Stored items
------------------------------------------------------------------------
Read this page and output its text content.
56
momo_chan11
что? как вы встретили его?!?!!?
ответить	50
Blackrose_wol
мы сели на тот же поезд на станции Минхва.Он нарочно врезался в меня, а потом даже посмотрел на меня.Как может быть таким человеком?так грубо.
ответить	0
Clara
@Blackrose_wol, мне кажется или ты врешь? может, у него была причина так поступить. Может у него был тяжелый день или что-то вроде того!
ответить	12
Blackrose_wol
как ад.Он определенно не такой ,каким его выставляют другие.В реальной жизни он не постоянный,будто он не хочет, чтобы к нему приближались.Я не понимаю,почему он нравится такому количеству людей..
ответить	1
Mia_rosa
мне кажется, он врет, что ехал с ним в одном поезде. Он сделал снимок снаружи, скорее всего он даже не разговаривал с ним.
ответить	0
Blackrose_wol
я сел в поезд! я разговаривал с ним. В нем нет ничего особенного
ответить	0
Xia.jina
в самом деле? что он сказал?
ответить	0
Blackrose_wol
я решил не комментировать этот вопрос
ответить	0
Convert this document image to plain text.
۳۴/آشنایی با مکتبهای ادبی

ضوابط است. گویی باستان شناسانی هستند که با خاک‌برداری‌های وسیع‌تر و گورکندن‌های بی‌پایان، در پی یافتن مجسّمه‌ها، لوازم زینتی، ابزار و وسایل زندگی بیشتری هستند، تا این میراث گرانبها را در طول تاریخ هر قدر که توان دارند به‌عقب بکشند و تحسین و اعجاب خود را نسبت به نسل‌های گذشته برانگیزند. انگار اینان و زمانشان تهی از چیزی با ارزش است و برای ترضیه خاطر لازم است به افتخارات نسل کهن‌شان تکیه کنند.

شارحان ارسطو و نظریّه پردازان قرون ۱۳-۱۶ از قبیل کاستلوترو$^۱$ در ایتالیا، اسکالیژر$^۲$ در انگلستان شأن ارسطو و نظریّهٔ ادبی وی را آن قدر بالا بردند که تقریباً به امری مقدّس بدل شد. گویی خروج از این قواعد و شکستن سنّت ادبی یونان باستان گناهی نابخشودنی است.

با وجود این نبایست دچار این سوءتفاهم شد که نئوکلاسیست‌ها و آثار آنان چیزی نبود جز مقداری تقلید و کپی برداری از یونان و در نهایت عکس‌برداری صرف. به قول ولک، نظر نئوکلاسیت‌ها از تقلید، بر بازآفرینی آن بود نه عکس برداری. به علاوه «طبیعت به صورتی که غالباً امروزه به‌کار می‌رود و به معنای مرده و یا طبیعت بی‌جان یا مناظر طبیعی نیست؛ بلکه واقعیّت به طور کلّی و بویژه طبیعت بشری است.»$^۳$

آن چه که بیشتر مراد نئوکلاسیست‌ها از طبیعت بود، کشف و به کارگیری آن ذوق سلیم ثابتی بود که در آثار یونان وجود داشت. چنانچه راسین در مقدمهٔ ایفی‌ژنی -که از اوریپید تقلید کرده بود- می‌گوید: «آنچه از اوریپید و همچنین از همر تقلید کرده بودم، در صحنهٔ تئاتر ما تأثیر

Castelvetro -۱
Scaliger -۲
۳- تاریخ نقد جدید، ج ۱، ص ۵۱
------------------------------------------------------------------------
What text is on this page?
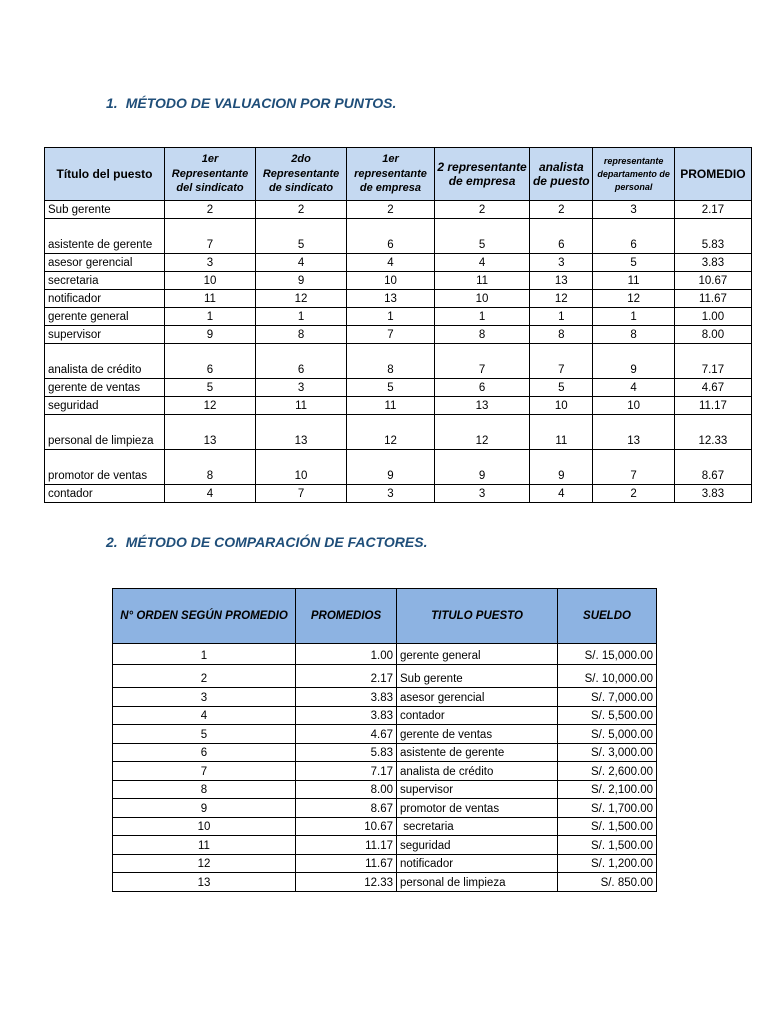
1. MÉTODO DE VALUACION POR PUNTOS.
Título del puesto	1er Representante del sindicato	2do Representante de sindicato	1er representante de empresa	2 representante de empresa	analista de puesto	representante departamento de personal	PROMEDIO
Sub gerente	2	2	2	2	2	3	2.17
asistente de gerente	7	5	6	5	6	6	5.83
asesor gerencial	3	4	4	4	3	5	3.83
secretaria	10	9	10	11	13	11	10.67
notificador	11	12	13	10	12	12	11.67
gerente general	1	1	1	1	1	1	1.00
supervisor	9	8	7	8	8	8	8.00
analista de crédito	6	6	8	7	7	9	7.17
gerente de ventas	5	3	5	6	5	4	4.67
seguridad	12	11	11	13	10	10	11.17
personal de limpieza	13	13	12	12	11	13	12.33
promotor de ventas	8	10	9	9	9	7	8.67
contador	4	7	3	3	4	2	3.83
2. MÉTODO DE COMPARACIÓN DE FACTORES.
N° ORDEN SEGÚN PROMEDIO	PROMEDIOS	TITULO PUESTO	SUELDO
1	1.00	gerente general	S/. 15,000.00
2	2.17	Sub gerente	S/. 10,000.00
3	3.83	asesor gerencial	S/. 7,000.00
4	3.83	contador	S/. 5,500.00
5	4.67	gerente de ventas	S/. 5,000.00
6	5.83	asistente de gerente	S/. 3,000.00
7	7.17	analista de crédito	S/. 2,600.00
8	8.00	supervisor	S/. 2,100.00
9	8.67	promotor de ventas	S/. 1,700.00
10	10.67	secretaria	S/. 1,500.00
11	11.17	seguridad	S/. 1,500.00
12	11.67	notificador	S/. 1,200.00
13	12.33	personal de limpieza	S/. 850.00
------------------------------------------------------------------------
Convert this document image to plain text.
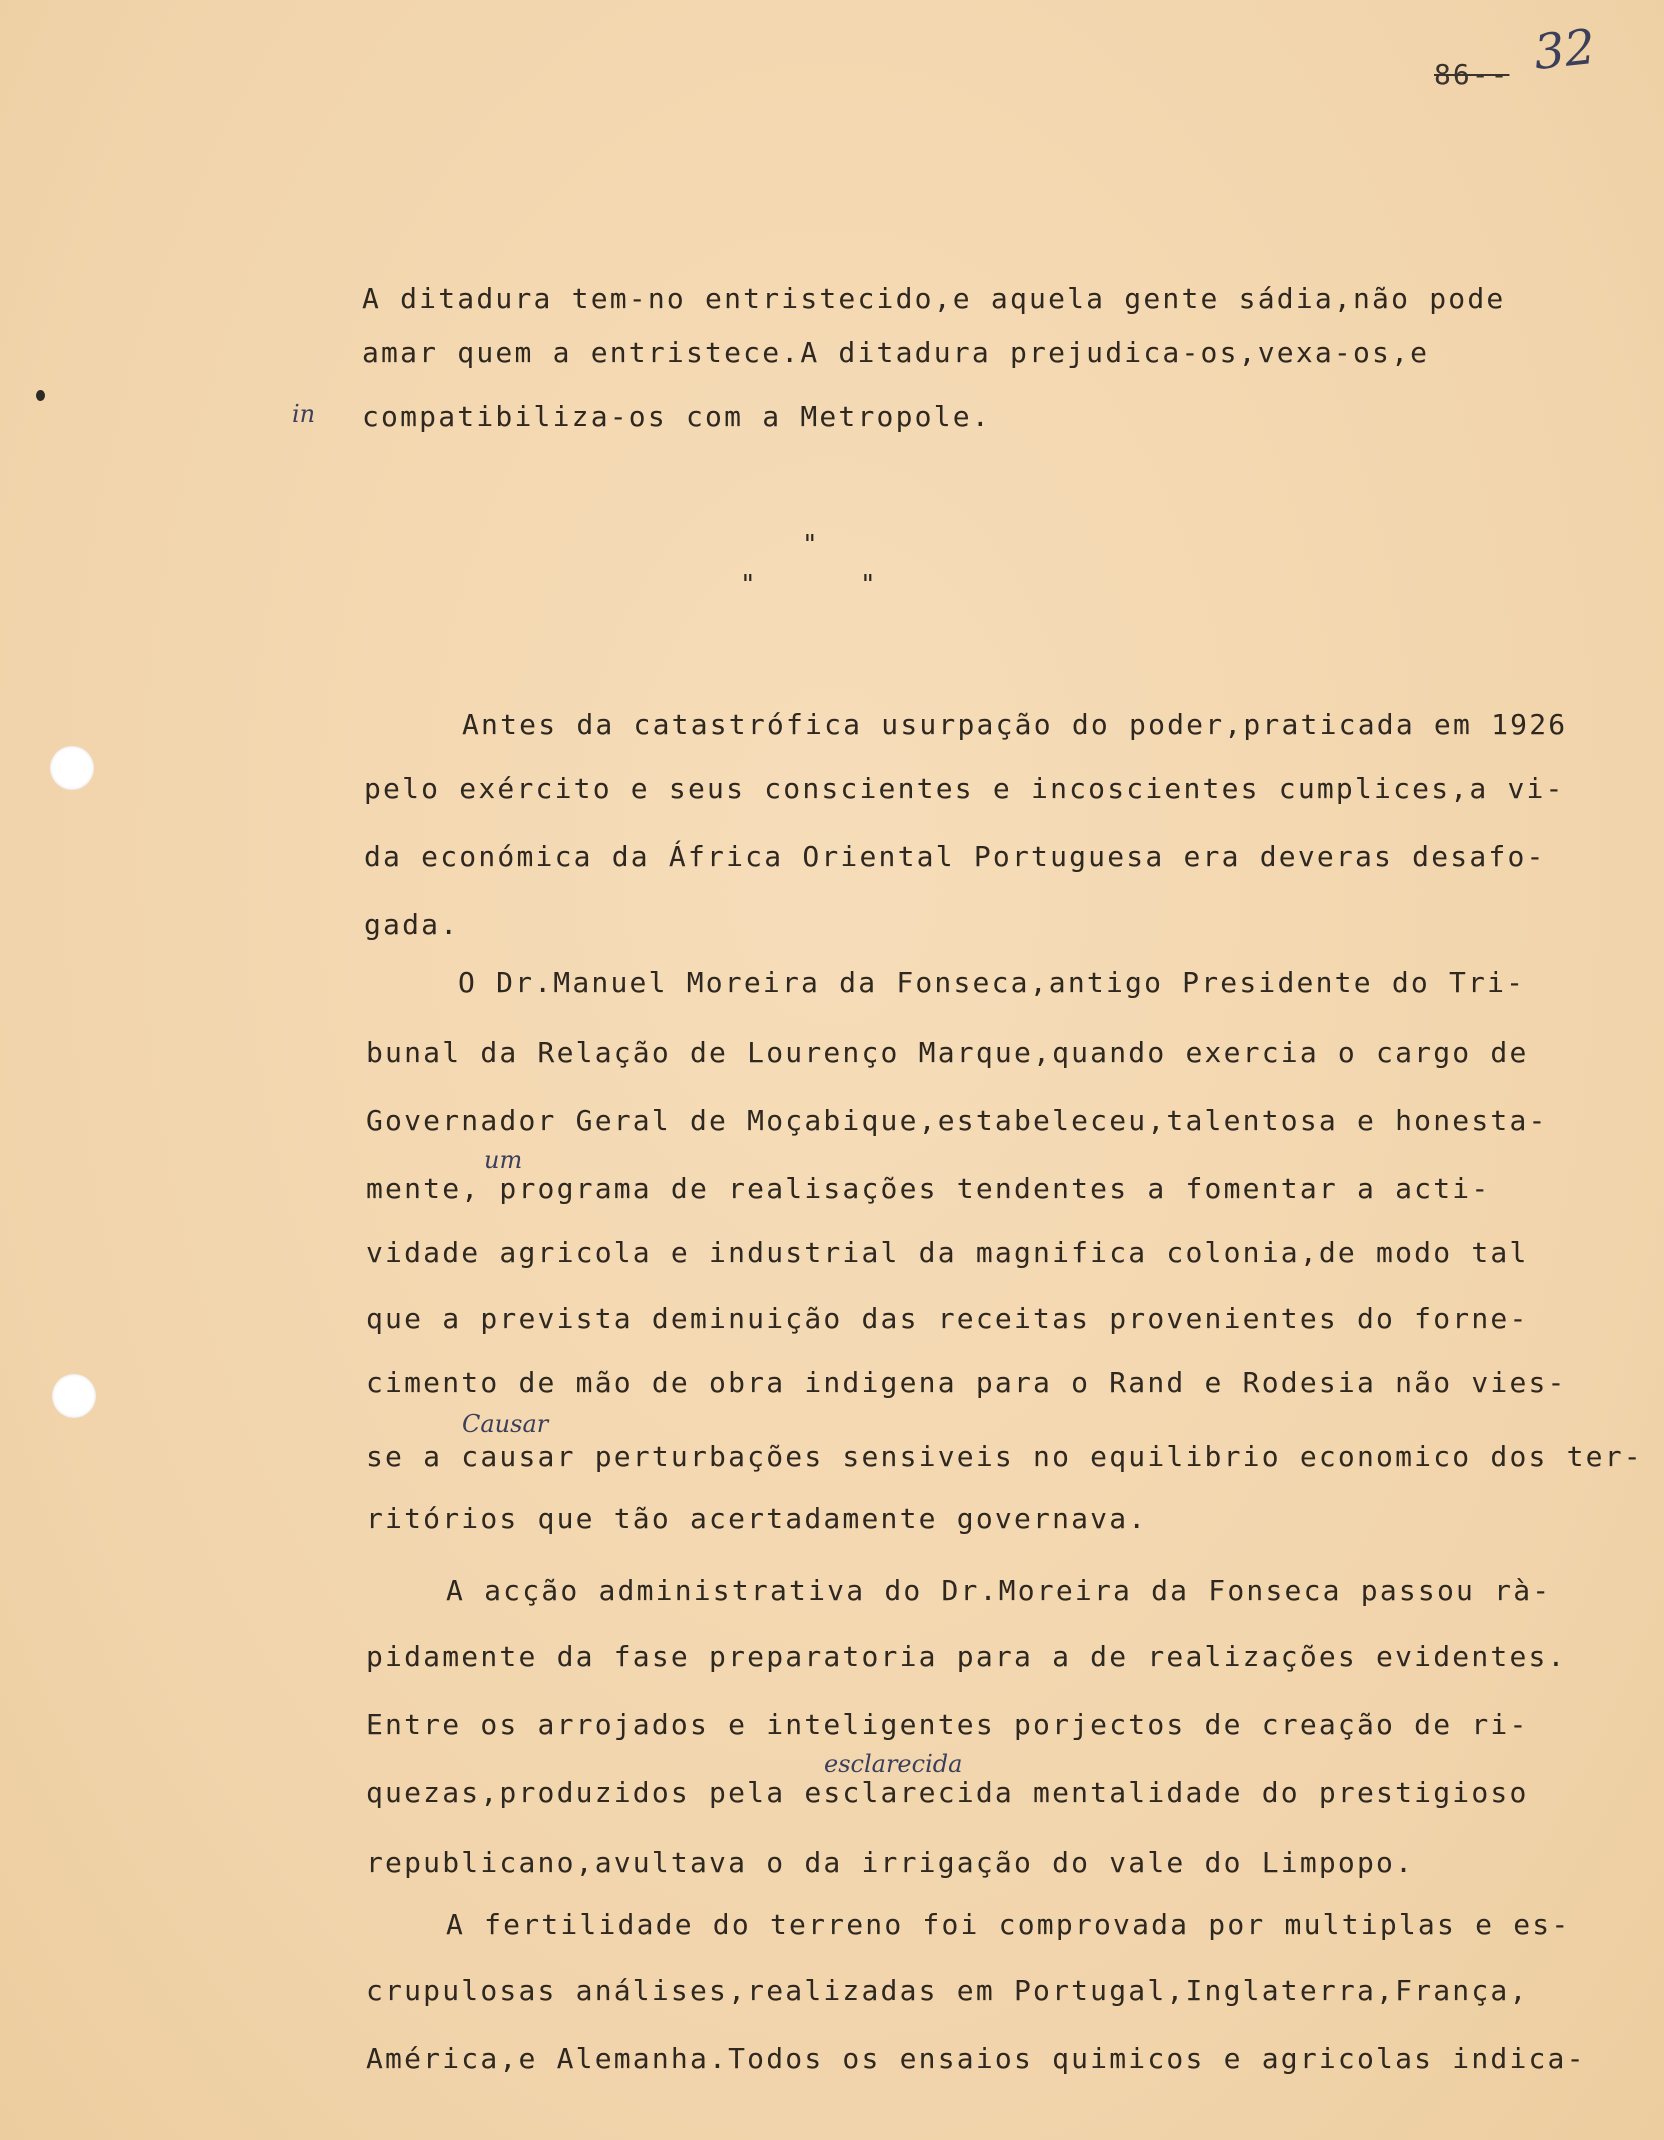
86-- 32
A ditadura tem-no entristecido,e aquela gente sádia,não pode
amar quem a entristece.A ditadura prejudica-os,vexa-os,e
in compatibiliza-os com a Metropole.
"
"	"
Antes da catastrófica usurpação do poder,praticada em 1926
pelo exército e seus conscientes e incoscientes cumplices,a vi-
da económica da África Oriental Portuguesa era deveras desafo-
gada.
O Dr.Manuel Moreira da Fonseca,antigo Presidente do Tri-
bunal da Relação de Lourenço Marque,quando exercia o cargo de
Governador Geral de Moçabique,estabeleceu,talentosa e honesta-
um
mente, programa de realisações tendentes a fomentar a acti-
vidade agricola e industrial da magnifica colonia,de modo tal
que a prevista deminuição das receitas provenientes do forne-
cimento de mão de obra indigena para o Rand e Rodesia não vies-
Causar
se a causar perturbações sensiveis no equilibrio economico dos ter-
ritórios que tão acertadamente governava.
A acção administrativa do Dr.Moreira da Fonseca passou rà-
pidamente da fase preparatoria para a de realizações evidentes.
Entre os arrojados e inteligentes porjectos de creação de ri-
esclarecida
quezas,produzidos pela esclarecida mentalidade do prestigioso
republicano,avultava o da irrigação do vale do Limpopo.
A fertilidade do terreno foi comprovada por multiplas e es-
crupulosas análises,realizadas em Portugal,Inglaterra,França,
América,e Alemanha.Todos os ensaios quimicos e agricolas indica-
------------------------------------------------------------------------
Give solely the number of lines in the data that contain the string "page".

2